— start Listing —

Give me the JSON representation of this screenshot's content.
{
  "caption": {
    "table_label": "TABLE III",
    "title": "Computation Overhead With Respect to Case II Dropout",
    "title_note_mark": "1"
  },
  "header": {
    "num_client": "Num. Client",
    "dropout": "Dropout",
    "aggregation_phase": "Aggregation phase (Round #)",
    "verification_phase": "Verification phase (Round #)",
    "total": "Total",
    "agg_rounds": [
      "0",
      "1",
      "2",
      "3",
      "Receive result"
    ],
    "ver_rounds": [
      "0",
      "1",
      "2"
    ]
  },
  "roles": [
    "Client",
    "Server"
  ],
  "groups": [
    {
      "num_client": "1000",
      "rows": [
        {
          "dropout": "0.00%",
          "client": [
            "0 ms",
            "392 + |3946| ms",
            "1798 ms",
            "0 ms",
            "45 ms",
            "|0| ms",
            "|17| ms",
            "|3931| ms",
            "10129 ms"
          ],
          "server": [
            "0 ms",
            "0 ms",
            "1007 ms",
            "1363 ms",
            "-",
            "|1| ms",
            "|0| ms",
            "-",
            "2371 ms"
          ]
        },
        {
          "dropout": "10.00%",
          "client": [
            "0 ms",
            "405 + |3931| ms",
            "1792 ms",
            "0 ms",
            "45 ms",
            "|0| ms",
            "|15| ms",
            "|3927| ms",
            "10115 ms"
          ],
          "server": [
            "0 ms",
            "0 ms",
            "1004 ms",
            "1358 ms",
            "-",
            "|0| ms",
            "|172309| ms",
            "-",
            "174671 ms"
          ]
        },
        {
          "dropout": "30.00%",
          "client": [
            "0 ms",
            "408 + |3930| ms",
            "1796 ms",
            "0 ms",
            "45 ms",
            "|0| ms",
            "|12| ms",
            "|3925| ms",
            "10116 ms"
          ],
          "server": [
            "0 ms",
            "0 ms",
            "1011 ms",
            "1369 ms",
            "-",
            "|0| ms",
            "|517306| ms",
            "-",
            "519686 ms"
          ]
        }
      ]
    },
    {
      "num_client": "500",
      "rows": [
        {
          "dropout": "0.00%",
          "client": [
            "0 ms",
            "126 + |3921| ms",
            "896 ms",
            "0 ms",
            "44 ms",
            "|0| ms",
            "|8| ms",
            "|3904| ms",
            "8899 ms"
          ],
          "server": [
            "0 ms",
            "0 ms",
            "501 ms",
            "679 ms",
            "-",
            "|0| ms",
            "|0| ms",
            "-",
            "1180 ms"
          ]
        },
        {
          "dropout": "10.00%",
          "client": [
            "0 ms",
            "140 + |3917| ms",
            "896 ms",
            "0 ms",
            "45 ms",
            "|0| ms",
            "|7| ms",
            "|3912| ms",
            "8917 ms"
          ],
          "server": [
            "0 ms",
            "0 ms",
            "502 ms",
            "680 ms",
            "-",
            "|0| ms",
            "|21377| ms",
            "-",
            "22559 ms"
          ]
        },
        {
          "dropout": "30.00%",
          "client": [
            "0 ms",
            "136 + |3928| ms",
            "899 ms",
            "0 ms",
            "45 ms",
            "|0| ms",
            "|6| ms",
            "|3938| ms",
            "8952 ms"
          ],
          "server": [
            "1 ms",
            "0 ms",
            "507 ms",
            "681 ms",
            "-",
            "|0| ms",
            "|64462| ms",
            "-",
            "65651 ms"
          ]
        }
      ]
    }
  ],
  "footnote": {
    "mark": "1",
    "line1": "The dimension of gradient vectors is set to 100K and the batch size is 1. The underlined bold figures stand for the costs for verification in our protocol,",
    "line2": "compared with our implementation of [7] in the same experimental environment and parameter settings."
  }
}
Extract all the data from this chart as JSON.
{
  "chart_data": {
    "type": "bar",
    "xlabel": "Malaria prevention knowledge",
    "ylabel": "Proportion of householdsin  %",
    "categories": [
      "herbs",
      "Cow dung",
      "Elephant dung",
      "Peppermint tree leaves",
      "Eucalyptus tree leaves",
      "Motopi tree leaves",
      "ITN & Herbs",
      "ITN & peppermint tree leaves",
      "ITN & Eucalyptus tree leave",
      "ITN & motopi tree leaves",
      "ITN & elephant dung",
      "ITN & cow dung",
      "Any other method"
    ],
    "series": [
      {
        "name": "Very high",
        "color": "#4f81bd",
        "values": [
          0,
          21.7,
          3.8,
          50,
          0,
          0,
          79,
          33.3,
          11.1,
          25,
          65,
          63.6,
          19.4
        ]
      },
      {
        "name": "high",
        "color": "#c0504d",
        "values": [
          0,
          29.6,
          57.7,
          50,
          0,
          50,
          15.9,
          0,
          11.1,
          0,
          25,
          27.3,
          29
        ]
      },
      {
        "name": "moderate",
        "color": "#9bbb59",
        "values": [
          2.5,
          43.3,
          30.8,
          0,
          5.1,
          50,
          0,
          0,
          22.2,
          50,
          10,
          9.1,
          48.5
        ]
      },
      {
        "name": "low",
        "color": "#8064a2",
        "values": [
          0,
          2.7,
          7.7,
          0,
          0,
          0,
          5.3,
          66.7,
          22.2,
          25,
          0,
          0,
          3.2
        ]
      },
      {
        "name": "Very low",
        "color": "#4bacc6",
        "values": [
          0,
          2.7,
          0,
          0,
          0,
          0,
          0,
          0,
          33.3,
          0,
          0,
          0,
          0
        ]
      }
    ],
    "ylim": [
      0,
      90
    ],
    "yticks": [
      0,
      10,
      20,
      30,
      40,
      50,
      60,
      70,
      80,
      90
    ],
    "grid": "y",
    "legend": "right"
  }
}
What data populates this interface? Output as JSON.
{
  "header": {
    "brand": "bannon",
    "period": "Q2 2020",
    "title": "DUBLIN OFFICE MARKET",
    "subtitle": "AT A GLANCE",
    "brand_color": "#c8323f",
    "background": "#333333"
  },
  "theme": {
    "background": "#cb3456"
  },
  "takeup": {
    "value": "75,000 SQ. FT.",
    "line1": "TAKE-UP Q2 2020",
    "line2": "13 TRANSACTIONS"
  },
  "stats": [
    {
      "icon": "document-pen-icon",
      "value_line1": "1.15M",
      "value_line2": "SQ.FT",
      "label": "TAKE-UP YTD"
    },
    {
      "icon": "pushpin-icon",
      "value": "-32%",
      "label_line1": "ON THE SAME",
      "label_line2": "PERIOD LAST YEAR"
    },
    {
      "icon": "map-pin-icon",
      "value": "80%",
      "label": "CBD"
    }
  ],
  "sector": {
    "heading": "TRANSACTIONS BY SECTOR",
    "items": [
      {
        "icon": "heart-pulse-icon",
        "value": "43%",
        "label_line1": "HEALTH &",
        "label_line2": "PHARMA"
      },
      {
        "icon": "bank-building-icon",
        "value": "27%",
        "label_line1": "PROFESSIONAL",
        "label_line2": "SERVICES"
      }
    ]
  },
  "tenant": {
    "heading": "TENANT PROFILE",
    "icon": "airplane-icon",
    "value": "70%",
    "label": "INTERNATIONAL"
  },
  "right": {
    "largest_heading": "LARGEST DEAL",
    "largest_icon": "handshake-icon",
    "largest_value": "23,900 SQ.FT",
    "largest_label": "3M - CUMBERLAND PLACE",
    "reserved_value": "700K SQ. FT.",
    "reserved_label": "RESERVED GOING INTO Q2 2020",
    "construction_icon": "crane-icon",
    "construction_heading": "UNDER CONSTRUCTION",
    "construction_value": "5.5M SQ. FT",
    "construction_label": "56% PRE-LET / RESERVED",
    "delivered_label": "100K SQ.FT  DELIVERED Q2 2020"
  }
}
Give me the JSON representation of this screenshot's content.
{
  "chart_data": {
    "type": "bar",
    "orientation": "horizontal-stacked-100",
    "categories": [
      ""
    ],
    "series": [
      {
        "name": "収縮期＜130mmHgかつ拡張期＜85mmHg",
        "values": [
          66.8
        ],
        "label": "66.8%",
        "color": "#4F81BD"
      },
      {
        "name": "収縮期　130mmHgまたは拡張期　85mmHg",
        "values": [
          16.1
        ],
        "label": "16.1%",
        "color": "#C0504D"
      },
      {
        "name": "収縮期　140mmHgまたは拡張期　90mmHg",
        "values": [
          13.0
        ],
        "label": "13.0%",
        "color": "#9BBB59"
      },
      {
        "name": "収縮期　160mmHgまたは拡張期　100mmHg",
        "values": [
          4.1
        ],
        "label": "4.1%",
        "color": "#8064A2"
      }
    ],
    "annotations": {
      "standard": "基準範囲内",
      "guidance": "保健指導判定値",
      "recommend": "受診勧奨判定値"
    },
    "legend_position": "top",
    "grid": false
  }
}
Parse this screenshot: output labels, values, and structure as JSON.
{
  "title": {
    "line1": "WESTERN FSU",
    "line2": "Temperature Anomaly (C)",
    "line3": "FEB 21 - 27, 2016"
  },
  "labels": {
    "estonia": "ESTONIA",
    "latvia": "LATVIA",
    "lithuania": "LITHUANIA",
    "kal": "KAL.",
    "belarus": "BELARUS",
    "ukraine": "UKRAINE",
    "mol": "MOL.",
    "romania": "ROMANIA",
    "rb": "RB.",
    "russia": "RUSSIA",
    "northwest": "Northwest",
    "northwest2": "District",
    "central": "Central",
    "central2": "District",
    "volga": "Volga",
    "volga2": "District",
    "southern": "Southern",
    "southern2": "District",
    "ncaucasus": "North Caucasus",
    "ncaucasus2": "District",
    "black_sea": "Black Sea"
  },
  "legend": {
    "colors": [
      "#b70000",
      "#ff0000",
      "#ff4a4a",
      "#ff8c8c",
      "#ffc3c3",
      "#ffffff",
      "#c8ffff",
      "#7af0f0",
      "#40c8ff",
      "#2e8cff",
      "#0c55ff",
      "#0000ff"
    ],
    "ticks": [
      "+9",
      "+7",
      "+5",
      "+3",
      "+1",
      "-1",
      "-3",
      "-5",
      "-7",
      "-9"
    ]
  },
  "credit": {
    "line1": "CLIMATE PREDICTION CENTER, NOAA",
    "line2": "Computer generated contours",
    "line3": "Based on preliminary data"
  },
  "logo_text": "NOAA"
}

— end Listing —

* Problem description *
Examine the records and pull out every line where the string "phase" occurs.

* Answer *
    "aggregation_phase": "Aggregation phase (Round #)",
    "verification_phase": "Verification phase (Round #)",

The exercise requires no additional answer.